■ PROBLEM REQUIREMENTS: All entries must be extracted exactly, with nothing added or dropped.
## begin
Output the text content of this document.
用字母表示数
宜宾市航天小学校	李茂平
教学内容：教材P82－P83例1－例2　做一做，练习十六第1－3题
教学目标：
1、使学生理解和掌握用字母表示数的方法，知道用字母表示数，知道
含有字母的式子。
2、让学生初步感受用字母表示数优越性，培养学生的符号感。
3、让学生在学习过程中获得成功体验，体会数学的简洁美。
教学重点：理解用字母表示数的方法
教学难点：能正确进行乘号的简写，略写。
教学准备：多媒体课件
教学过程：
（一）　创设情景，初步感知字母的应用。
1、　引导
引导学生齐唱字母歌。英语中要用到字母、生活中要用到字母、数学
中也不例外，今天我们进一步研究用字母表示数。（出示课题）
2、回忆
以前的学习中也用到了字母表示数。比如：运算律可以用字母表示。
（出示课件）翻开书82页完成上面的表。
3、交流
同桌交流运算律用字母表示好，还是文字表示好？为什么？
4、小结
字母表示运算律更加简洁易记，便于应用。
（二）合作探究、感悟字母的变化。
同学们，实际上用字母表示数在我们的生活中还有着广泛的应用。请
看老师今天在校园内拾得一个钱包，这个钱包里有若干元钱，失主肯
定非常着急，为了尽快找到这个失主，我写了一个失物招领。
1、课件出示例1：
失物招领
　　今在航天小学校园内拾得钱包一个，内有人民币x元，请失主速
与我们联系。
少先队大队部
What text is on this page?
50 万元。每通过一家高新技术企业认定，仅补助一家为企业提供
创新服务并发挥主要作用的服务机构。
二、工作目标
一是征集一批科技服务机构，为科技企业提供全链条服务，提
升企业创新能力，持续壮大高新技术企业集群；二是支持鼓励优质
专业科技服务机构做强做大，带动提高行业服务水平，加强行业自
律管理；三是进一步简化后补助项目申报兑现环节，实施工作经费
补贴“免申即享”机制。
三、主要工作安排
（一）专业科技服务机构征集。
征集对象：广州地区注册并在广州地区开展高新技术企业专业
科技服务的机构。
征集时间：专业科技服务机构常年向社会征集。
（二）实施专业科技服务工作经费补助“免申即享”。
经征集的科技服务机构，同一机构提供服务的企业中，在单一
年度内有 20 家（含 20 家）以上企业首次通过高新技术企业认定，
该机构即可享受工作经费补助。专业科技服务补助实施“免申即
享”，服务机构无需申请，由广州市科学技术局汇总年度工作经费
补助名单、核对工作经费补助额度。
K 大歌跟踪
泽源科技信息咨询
## end
■ TASK RESULT:
Output the text content of this document.
用字母表示数
宜宾市航天小学校	李茂平
教学内容：教材P82－P83例1－例2　做一做，练习十六第1－3题
教学目标：
1、使学生理解和掌握用字母表示数的方法，知道用字母表示数，知道
含有字母的式子。
2、让学生初步感受用字母表示数优越性，培养学生的符号感。
3、让学生在学习过程中获得成功体验，体会数学的简洁美。
教学重点：理解用字母表示数的方法
教学难点：能正确进行乘号的简写，略写。
教学准备：多媒体课件
教学过程：
（一）　创设情景，初步感知字母的应用。
1、　引导
引导学生齐唱字母歌。英语中要用到字母、生活中要用到字母、数学
中也不例外，今天我们进一步研究用字母表示数。（出示课题）
2、回忆
以前的学习中也用到了字母表示数。比如：运算律可以用字母表示。
（出示课件）翻开书82页完成上面的表。
3、交流
同桌交流运算律用字母表示好，还是文字表示好？为什么？
4、小结
字母表示运算律更加简洁易记，便于应用。
（二）合作探究、感悟字母的变化。
同学们，实际上用字母表示数在我们的生活中还有着广泛的应用。请
看老师今天在校园内拾得一个钱包，这个钱包里有若干元钱，失主肯
定非常着急，为了尽快找到这个失主，我写了一个失物招领。
1、课件出示例1：
失物招领
　　今在航天小学校园内拾得钱包一个，内有人民币x元，请失主速
与我们联系。
少先队大队部
What text is on this page?
50 万元。每通过一家高新技术企业认定，仅补助一家为企业提供
创新服务并发挥主要作用的服务机构。
二、工作目标
一是征集一批科技服务机构，为科技企业提供全链条服务，提
升企业创新能力，持续壮大高新技术企业集群；二是支持鼓励优质
专业科技服务机构做强做大，带动提高行业服务水平，加强行业自
律管理；三是进一步简化后补助项目申报兑现环节，实施工作经费
补贴“免申即享”机制。
三、主要工作安排
（一）专业科技服务机构征集。
征集对象：广州地区注册并在广州地区开展高新技术企业专业
科技服务的机构。
征集时间：专业科技服务机构常年向社会征集。
（二）实施专业科技服务工作经费补助“免申即享”。
经征集的科技服务机构，同一机构提供服务的企业中，在单一
年度内有 20 家（含 20 家）以上企业首次通过高新技术企业认定，
该机构即可享受工作经费补助。专业科技服务补助实施“免申即
享”，服务机构无需申请，由广州市科学技术局汇总年度工作经费
补助名单、核对工作经费补助额度。
K 大歌跟踪
泽源科技信息咨询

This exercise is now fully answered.